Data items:
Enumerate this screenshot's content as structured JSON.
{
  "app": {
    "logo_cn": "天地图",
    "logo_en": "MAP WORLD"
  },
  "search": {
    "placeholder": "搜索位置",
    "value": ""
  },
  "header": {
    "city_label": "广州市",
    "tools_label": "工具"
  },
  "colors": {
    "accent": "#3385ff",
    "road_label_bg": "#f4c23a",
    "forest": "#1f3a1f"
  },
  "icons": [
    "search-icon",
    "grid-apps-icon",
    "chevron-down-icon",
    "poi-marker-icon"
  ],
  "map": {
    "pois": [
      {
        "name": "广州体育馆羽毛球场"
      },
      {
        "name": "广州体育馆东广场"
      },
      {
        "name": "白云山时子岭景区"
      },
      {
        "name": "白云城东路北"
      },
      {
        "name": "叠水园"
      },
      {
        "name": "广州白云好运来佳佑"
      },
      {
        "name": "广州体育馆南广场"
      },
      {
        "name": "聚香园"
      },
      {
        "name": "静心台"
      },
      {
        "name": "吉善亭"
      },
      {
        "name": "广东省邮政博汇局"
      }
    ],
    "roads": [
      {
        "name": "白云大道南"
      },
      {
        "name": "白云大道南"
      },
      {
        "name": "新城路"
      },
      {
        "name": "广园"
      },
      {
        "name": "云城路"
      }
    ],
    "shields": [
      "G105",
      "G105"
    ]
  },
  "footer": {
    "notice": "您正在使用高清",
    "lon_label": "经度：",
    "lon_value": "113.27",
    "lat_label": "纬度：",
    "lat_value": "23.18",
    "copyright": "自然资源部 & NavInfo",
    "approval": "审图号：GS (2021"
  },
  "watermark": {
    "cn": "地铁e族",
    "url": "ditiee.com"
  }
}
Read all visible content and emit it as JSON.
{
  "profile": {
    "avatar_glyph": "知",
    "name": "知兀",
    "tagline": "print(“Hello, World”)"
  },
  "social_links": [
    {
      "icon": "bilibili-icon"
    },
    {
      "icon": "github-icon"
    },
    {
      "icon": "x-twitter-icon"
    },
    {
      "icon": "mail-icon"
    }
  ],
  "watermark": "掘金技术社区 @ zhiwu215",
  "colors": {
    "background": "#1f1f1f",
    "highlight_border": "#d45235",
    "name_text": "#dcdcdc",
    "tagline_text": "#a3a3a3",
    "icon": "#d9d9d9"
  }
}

§ Exercise instructions:
From the line containing "Read all visible content and emit it as JSON." down to the final line of the data, write out every line exactly; both the first and last of these belong in your answer, and nothing else does.

§ Exercise output:
Read all visible content and emit it as JSON.
{
  "profile": {
    "avatar_glyph": "知",
    "name": "知兀",
    "tagline": "print(“Hello, World”)"
  },
  "social_links": [
    {
      "icon": "bilibili-icon"
    },
    {
      "icon": "github-icon"
    },
    {
      "icon": "x-twitter-icon"
    },
    {
      "icon": "mail-icon"
    }
  ],
  "watermark": "掘金技术社区 @ zhiwu215",
  "colors": {
    "background": "#1f1f1f",
    "highlight_border": "#d45235",
    "name_text": "#dcdcdc",
    "tagline_text": "#a3a3a3",
    "icon": "#d9d9d9"
  }
}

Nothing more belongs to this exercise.